**Task:** Copy the freethought almanac text, everything from "Lighting a candle" down to "in the world.", substituting "record" for "calendar".

*** Opening Exercise passage ***

Freethought Almanac

Lighting a candle in toxic air.

The Week in Freethought History (December 23-29)

Here’s your Week in Freethought History: This is more than just a calendar of events or mini-biographies – it’s a reminder that, no matter how isolated and alone we may feel at times, we as freethinkers are neither unique nor alone in the world.

champollionLast Sunday, December 23, but in 1790, French scholar Jean François Champollion was born. By age 11 Champollion could read the Bible in Hebrew. In addition to his native French, he also acquired Latin, Greek, Amharic, Sanskrit, Avestan, Pahlavi, Arabic, Syriac, Chaldean, Persian and Chinese. With his acquisition of Coptic, an Egyptian language, Champollion became interested in the race to translate the mysterious inscriptions of Ancient Egypt. By use of various inscriptions, but chiefly through the 2nd-century BCE Rosetta Stone, on 17 September 1822 Champollion read before the Academy of Inscriptions at Grenoble his first deductions on what the picture-writing meant. He has since been considered the father of modern Egyptology. As for Champollion’s religion, while the Catholic Encyclopedia claims him as one of the faithful, Champollion’s biographer, Hermione Hartleben, quotes from a Rationalist manuscript Champollion wrote at the age of thirty, saying that it is “undeniable that a change had taken place in his religious views.” In a collection of the Egyptologist’s letters, Hartleben confirms this. Rarely does agreeing with the prevailing religious opinion land one in trouble, so we must not interpret Champollion’s later silence on religious matters as agreement. Like most public figures during the post-Revolutionary Royalist reaction, Champollion was compelled to keep his religious opinions discreet.

arnoldLast Monday, December 24, but in 1822, British critic and poet Matthew Arnold was born. Arnold was a leading literary critic and wrote many essays, which displayed a seriously Rationalist streak. On religion, he attempted to reconcile tradition with the results of then-new Higher Criticism, concluding along with Wordsworth that God is a “Stream of Tendency.” Arnold’s poem “Dover Beach,” written in 1851, seems to lament the loss of faith in a post-Enlightenment world, indulging the notion that faith provides beauty, joy, love, light, certitude, peace and help for pain. But in fact and in history, religious faith, the “Sea of Faith,” was less “a bright girdle furl’d” “round earth’s shore” and more like a straitjacket. In other poems, such as “Immortality” and “Requiescat,” it is clear that Arnold denied belief in immortality and a personal God. He defined the only God he recognized as “a Power, not ourselves. which makes for righteousness,” and religion as “morality touched with emotion.” In the preface to God and the Bible (1875), Arnold wrote, “The personages of the Christian heaven and their conversations are no more matter of fact than the personages of the Greek Olympus and their conversations.” It was Matthew Arnold who said, “The freethinking of one age is the common sense of the next.”

*** Closing Exercise passage ***
*** Opening Supplied entries ***

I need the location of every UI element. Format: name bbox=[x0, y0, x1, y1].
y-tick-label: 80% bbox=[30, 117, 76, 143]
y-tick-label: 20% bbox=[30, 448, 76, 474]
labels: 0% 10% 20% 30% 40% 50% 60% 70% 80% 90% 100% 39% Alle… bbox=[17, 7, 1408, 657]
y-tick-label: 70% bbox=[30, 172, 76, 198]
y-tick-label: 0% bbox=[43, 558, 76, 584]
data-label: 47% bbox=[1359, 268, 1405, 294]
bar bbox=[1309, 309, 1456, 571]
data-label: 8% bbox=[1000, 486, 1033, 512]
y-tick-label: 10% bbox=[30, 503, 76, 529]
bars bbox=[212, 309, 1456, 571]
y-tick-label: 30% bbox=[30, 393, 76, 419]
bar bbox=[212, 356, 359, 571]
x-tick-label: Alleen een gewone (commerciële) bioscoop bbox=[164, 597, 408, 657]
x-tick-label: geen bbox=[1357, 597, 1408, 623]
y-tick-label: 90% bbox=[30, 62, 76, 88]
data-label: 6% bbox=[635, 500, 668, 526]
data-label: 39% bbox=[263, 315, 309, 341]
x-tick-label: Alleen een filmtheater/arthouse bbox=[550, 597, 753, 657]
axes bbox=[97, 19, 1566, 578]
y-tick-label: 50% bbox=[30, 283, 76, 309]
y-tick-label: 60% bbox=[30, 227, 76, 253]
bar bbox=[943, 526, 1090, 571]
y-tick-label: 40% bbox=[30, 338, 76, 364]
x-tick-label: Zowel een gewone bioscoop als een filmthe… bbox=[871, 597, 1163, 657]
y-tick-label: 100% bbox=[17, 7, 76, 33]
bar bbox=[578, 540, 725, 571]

*** Closing Supplied entries ***

**Exercise output:**
Lighting a candle in toxic air.

The Week in Freethought History (December 23-29)

Here’s your Week in Freethought History: This is more than just a record of events or mini-biographies – it’s a reminder that, no matter how isolated and alone we may feel at times, we as freethinkers are neither unique nor alone in the world.